▸ Set problem
Take every line from the listing below that includes "特此公告" and copy it.
-- START --
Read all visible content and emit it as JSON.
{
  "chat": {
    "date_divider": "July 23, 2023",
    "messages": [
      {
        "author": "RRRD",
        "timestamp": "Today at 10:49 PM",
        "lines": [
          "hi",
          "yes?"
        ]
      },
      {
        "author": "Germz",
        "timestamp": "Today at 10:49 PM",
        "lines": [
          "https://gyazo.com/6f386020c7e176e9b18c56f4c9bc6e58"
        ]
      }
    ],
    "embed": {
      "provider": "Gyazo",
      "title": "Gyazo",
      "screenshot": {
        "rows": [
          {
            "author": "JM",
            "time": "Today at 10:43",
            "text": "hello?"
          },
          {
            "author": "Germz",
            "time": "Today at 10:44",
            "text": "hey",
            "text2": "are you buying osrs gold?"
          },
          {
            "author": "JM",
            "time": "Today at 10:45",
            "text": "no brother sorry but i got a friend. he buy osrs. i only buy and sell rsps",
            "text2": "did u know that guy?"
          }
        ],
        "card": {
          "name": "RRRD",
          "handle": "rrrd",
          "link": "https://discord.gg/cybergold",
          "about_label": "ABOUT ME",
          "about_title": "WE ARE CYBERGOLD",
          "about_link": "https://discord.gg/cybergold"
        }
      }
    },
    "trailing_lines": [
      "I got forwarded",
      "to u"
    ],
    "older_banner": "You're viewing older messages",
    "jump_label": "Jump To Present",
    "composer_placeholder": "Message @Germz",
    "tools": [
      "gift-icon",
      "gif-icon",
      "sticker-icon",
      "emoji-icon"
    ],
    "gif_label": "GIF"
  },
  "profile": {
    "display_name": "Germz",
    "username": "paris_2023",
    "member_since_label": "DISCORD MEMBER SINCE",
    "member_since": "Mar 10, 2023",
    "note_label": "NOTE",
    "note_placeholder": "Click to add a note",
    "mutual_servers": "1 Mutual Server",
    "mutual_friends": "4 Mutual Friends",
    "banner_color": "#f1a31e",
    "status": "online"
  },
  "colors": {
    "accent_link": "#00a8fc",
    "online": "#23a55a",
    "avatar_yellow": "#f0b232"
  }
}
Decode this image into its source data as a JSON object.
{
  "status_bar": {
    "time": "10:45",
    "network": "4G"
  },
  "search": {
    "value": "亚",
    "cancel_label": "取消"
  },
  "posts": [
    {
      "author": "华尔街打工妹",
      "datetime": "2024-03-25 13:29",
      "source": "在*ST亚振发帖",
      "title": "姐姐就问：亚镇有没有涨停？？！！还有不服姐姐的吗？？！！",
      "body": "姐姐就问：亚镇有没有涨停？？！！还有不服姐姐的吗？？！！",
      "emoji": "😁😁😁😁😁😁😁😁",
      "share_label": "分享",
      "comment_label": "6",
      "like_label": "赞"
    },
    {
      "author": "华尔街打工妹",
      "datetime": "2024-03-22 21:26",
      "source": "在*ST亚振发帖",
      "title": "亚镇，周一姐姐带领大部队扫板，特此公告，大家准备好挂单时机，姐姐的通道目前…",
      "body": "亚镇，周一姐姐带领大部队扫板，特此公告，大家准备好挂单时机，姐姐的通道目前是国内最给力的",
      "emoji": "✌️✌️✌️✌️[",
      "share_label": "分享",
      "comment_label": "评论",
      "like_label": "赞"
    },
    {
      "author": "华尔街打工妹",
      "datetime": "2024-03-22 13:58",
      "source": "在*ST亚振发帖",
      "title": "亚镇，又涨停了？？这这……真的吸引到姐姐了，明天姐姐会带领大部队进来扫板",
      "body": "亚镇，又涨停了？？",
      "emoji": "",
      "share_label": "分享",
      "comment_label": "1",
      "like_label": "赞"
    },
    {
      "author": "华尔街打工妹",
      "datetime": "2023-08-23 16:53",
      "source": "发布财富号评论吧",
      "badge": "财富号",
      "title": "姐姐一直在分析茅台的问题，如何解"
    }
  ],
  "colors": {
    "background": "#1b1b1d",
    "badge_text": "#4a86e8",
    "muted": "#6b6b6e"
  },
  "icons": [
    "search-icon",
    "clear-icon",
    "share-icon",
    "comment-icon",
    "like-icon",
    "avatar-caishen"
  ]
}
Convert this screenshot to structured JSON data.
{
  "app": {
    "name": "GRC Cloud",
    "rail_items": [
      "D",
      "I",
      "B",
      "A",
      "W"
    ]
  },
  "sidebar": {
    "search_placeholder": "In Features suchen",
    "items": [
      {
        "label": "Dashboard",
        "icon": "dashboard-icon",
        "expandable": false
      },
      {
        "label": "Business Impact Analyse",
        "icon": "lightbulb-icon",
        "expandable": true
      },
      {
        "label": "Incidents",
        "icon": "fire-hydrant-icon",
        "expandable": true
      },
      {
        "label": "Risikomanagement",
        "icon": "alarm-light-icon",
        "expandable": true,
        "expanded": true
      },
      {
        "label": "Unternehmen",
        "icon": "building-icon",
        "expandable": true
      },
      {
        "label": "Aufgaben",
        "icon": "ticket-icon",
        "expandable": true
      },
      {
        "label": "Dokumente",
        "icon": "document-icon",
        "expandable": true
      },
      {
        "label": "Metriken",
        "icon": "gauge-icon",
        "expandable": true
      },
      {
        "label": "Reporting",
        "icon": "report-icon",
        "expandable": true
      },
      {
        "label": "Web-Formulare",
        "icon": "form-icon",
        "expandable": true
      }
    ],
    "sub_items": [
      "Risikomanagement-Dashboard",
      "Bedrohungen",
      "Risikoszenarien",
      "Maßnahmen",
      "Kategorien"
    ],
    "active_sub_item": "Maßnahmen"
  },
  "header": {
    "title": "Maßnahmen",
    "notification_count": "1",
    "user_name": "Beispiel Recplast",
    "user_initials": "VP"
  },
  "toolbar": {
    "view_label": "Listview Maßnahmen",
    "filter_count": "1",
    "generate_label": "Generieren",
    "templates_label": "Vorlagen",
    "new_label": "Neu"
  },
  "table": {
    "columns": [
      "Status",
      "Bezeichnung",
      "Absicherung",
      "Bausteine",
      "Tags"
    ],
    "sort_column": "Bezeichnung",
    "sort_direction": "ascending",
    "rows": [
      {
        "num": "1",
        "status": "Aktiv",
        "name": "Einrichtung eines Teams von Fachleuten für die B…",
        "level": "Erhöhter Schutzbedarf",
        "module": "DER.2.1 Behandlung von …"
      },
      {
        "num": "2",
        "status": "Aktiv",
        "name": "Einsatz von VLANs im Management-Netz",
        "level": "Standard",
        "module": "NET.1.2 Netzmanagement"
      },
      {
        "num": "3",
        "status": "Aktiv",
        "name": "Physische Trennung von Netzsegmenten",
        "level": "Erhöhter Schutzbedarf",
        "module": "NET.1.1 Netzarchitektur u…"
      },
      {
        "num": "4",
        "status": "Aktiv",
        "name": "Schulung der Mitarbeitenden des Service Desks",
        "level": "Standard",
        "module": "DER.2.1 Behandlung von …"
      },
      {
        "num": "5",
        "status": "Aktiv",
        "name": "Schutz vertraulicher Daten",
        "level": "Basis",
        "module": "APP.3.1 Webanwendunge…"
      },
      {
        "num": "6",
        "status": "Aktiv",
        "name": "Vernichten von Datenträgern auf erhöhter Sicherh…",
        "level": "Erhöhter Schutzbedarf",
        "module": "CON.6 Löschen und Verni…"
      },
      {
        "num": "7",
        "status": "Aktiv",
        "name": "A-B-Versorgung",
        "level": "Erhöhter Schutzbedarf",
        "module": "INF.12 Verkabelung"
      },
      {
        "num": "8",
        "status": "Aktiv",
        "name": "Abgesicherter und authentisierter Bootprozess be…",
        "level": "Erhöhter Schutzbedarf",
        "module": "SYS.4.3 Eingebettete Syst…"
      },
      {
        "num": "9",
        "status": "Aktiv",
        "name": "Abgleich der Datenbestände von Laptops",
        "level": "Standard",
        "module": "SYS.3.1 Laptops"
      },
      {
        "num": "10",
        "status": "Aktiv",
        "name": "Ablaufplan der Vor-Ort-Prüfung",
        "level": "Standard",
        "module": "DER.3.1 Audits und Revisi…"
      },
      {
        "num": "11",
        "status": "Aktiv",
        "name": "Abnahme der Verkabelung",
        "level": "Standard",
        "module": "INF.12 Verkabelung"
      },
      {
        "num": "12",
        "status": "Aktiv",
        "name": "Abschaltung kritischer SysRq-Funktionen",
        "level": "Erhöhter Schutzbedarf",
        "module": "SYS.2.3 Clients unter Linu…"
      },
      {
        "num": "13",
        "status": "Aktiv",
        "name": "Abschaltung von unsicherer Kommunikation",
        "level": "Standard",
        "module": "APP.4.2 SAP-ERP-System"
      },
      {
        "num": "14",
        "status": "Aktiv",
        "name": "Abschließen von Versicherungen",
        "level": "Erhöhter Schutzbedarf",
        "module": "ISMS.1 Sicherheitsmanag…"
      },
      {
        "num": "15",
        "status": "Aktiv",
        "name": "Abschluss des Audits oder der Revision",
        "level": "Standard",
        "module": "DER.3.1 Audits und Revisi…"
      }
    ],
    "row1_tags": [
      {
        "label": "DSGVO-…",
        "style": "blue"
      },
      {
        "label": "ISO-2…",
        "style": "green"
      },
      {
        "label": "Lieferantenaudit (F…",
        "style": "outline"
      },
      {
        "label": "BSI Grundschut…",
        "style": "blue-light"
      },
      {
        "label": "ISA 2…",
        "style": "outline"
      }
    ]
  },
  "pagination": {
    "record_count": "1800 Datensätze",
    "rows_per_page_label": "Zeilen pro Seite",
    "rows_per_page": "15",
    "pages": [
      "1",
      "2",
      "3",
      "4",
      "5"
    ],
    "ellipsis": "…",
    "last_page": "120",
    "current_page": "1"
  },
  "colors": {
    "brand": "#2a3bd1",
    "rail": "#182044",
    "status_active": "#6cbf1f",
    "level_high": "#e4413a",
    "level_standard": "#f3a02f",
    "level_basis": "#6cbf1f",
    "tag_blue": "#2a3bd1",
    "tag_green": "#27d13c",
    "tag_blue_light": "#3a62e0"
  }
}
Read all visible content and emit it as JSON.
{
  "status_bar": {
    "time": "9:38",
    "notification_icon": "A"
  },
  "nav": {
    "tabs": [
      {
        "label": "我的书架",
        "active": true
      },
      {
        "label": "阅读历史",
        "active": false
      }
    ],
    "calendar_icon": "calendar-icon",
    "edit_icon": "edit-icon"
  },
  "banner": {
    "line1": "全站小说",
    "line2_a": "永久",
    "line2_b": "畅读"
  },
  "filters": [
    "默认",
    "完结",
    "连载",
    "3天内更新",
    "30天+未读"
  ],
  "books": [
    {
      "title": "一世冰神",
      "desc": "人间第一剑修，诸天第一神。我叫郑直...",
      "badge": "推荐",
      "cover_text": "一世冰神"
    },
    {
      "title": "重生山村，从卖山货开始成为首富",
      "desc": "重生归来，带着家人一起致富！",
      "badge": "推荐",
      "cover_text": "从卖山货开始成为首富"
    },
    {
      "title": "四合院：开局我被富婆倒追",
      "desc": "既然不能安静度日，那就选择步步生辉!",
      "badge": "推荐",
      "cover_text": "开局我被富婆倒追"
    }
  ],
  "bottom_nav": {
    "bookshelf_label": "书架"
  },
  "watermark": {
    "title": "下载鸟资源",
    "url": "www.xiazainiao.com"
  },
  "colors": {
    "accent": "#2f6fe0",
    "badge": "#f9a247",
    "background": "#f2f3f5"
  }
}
-- END --
▸ Answer to this problem
      "title": "亚镇，周一姐姐带领大部队扫板，特此公告，大家准备好挂单时机，姐姐的通道目前…",
      "body": "亚镇，周一姐姐带领大部队扫板，特此公告，大家准备好挂单时机，姐姐的通道目前是国内最给力的",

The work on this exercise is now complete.